[PROBLEM DETAILS] Return the number of lines that contain the word "content", and return nothing else.

===============

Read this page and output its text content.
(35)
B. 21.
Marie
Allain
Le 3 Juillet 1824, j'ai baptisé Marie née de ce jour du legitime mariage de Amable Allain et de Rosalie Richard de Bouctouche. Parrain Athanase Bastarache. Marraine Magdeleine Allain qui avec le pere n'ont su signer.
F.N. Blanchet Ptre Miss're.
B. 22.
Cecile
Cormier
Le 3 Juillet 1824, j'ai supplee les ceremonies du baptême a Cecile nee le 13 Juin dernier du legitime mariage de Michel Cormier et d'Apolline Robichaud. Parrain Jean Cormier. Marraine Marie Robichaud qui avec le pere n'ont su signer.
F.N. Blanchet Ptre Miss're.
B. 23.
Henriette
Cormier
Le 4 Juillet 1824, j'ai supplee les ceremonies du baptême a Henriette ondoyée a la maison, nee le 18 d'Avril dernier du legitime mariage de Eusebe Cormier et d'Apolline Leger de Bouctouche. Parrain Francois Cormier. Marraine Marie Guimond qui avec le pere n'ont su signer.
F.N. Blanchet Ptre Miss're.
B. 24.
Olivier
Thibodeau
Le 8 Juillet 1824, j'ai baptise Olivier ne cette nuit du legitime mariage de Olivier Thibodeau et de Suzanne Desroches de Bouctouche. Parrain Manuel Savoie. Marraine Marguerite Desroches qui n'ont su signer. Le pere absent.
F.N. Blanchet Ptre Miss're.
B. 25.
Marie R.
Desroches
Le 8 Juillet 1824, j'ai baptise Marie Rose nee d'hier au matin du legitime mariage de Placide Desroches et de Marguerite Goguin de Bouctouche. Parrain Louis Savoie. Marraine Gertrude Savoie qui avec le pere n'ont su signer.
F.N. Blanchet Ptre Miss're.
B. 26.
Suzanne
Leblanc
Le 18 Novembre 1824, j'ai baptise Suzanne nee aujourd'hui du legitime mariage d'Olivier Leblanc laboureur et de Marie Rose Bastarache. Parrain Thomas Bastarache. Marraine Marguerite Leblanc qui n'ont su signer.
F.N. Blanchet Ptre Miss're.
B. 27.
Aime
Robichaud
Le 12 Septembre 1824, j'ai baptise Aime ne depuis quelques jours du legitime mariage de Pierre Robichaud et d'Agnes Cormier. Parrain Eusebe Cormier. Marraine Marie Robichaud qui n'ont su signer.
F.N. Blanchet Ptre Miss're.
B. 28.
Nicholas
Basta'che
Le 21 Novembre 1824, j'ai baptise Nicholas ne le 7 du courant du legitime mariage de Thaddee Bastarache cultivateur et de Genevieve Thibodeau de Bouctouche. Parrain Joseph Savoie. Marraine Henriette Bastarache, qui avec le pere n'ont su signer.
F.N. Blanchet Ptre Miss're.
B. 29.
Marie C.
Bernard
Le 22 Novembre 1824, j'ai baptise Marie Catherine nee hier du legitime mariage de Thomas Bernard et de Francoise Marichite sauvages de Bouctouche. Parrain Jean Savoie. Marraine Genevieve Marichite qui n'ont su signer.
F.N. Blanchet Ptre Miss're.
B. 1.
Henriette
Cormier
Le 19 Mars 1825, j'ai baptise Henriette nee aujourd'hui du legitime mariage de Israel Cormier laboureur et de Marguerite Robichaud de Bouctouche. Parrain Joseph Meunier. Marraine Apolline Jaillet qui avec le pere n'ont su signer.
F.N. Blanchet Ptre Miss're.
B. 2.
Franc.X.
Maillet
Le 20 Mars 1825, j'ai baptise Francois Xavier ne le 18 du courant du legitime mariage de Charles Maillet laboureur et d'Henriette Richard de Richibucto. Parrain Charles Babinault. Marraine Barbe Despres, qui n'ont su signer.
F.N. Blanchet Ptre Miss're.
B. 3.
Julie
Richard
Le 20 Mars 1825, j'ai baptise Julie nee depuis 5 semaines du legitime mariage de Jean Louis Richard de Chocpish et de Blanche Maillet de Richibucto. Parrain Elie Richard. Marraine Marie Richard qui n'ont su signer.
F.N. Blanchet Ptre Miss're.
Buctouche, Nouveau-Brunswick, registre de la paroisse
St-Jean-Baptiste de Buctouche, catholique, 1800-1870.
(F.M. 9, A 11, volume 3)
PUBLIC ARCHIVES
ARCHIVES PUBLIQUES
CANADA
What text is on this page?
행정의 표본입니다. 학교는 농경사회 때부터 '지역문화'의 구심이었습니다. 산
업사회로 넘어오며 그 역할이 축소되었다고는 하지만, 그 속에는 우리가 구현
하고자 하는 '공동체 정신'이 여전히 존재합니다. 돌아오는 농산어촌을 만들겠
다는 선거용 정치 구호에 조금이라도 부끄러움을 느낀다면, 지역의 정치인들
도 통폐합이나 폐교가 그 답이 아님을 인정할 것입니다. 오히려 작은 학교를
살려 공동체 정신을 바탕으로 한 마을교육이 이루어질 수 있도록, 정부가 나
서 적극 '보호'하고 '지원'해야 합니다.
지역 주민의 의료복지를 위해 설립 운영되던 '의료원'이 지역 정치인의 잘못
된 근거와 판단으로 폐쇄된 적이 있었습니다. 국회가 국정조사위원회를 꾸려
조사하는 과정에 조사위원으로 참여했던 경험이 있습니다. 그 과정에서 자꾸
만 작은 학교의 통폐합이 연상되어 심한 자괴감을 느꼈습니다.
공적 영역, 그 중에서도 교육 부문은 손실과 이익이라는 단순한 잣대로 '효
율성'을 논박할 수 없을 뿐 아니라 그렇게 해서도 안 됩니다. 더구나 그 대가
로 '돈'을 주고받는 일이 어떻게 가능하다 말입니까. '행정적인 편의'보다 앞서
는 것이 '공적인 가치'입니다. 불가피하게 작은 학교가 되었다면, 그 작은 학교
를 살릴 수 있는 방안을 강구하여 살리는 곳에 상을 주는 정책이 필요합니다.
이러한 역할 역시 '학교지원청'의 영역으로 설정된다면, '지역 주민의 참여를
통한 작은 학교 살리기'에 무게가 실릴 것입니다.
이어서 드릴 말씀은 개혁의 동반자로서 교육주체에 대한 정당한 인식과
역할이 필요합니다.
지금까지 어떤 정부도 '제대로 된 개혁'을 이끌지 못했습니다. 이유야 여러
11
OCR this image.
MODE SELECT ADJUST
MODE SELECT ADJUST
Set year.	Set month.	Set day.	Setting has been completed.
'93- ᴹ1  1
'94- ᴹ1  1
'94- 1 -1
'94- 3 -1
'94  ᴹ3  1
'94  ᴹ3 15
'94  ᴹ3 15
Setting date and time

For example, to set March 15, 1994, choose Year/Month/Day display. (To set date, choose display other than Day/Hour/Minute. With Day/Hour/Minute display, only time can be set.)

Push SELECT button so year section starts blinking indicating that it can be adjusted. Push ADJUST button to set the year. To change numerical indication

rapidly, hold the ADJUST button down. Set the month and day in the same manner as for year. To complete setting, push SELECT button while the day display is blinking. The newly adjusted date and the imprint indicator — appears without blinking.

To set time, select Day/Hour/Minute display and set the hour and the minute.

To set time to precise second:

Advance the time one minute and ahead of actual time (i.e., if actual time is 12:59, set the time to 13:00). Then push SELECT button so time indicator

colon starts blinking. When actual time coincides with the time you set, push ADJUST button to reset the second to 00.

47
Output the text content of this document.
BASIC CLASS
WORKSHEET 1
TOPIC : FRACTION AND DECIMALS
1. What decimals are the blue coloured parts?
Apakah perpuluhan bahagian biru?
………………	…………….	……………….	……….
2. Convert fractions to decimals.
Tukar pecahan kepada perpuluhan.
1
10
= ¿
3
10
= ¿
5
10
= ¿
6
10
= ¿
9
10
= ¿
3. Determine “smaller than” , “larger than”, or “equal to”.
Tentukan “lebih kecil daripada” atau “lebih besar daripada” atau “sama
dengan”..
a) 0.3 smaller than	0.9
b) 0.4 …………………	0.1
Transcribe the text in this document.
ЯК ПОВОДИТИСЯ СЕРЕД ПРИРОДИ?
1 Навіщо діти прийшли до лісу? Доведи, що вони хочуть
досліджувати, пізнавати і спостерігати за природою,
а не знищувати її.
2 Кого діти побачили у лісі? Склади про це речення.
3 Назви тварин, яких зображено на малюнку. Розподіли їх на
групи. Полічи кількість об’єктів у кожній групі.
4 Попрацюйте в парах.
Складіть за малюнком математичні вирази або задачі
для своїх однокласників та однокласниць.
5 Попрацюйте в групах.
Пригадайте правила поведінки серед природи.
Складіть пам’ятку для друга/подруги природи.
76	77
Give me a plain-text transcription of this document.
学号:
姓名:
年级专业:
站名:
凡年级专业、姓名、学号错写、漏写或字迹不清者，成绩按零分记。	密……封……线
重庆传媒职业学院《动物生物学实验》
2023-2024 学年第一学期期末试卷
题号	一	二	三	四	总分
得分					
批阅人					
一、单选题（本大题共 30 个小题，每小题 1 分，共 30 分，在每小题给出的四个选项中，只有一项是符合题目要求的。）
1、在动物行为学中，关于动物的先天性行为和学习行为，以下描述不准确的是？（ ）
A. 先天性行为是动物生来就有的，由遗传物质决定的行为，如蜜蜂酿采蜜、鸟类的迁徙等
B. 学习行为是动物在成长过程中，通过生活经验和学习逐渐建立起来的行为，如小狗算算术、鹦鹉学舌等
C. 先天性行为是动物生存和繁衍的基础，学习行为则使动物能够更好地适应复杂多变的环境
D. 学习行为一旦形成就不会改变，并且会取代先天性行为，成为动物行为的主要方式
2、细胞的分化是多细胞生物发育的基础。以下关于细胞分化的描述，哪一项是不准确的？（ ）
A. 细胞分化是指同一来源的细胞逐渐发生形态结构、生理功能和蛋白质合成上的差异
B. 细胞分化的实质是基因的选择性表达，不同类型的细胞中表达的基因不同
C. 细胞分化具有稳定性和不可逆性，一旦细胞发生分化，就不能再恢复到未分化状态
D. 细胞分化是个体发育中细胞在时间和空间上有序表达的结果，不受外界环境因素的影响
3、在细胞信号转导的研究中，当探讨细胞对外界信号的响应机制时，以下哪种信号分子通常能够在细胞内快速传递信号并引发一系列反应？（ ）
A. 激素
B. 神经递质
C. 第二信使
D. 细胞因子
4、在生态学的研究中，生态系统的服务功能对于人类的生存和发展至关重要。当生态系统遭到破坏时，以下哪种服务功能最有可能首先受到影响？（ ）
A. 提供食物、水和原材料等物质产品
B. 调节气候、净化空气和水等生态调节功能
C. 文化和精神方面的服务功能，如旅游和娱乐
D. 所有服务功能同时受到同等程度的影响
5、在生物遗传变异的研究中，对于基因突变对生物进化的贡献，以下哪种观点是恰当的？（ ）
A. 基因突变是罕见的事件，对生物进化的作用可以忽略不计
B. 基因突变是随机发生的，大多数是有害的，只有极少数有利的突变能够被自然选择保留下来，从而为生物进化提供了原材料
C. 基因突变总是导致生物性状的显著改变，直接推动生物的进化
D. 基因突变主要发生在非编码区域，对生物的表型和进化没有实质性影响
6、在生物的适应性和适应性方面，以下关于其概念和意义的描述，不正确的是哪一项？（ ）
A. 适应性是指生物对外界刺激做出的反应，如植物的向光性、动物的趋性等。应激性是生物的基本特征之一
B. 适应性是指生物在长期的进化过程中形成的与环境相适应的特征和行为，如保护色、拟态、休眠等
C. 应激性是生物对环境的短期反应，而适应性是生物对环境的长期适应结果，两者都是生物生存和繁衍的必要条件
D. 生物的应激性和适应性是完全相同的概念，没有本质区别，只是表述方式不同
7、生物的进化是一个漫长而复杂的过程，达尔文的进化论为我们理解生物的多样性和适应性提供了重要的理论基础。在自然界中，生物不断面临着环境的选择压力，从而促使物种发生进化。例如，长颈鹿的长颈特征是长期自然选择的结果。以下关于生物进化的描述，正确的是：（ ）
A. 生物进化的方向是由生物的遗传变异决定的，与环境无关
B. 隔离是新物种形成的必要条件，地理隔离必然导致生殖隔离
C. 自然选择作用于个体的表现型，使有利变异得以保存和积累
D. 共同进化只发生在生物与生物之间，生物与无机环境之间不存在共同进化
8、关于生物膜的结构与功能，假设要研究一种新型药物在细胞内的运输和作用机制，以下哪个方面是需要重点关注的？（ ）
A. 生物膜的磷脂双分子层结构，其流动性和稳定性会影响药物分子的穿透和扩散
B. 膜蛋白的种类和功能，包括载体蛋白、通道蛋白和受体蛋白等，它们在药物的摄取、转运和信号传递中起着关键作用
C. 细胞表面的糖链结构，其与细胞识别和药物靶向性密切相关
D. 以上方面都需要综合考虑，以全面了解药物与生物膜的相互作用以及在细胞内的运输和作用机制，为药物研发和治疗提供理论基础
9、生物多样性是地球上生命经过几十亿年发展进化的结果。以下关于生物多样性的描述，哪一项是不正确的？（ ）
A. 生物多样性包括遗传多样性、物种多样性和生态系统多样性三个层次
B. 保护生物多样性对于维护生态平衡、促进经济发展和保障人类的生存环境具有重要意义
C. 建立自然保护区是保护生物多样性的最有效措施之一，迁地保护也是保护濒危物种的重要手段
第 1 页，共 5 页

===============

[ANSWER BELOW] 2